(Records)
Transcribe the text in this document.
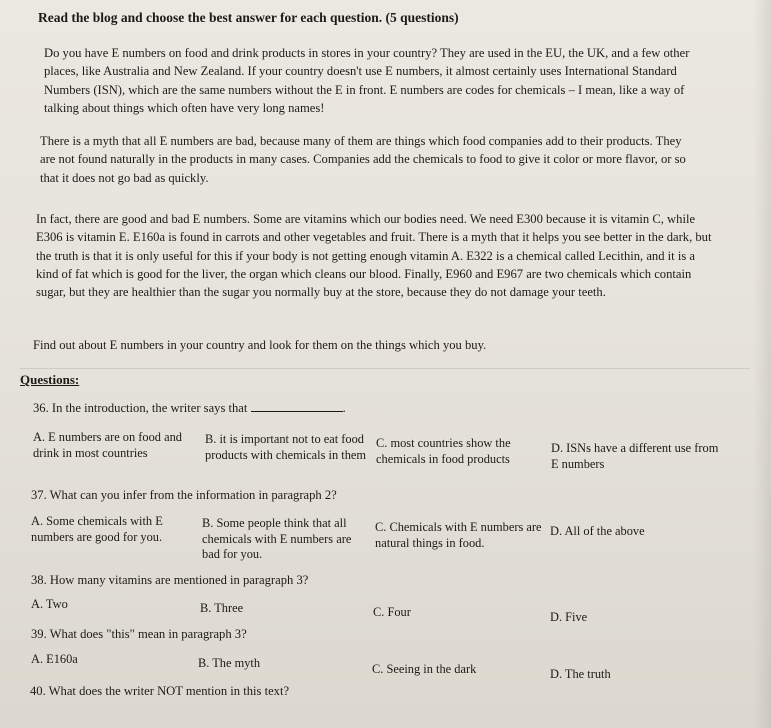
Read the blog and choose the best answer for each question. (5 questions)
Do you have E numbers on food and drink products in stores in your country? They are used in the EU, the UK, and a few other places, like Australia and New Zealand. If your country doesn't use E numbers, it almost certainly uses International Standard Numbers (ISN), which are the same numbers without the E in front. E numbers are codes for chemicals – I mean, like a way of talking about things which often have very long names!
There is a myth that all E numbers are bad, because many of them are things which food companies add to their products. They are not found naturally in the products in many cases. Companies add the chemicals to food to give it color or more flavor, or so that it does not go bad as quickly.
In fact, there are good and bad E numbers. Some are vitamins which our bodies need. We need E300 because it is vitamin C, while E306 is vitamin E. E160a is found in carrots and other vegetables and fruit. There is a myth that it helps you see better in the dark, but the truth is that it is only useful for this if your body is not getting enough vitamin A. E322 is a chemical called Lecithin, and it is a kind of fat which is good for the liver, the organ which cleans our blood. Finally, E960 and E967 are two chemicals which contain sugar, but they are healthier than the sugar you normally buy at the store, because they do not damage your teeth.
Find out about E numbers in your country and look for them on the things which you buy.
Questions:
36. In the introduction, the writer says that	.
A. E numbers are on food and drink in most countries
B. it is important not to eat food products with chemicals in them
C. most countries show the chemicals in food products
D. ISNs have a different use from E numbers
37. What can you infer from the information in paragraph 2?
A. Some chemicals with E numbers are good for you.
B. Some people think that all chemicals with E numbers are bad for you.
C. Chemicals with E numbers are natural things in food.
D. All of the above
38. How many vitamins are mentioned in paragraph 3?
A. Two	B. Three	C. Four	D. Five
39. What does "this" mean in paragraph 3?
A. E160a	B. The myth	C. Seeing in the dark	D. The truth
40. What does the writer NOT mention in this text?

*Work to complete*.
Take every line above carrying "writer" and return it.

*Task output*.
36. In the introduction, the writer says that	.
40. What does the writer NOT mention in this text?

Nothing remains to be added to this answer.